= Exercise objective =
Check each line of the entries below for the string "데이터베이스"; copy every line where it appears.

——————————

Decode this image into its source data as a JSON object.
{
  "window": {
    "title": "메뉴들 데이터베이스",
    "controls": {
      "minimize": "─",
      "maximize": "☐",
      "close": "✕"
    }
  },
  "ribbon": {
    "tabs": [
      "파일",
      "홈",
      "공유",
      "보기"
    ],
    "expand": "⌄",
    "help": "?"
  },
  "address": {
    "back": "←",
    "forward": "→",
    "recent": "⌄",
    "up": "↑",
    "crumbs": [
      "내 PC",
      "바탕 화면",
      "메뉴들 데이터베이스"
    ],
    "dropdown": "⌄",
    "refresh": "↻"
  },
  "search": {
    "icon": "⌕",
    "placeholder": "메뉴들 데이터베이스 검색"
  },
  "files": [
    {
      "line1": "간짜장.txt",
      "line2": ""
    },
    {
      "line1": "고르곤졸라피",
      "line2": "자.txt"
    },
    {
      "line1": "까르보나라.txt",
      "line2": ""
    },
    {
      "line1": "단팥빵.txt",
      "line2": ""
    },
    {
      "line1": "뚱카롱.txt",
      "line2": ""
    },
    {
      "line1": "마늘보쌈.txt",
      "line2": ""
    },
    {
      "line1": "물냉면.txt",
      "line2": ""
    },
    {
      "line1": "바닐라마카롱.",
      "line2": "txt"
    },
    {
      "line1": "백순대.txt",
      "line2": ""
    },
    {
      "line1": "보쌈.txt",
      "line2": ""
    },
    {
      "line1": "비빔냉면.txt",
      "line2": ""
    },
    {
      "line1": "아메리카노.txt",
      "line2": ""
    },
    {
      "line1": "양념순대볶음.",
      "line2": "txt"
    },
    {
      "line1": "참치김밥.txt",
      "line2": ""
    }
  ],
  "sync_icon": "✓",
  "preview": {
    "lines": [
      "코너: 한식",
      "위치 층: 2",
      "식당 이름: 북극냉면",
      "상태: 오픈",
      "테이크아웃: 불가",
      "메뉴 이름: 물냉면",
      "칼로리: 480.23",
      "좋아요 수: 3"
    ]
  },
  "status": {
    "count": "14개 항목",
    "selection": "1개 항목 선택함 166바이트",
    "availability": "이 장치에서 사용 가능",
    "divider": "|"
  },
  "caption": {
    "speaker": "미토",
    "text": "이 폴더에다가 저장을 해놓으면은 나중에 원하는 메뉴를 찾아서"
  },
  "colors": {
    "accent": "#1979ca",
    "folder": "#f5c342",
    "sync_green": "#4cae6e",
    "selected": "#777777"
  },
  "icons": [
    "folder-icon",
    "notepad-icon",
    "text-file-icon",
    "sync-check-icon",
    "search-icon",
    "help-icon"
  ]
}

——————————

= Final answer =
    "title": "메뉴들 데이터베이스",
      "메뉴들 데이터베이스"
    "placeholder": "메뉴들 데이터베이스 검색"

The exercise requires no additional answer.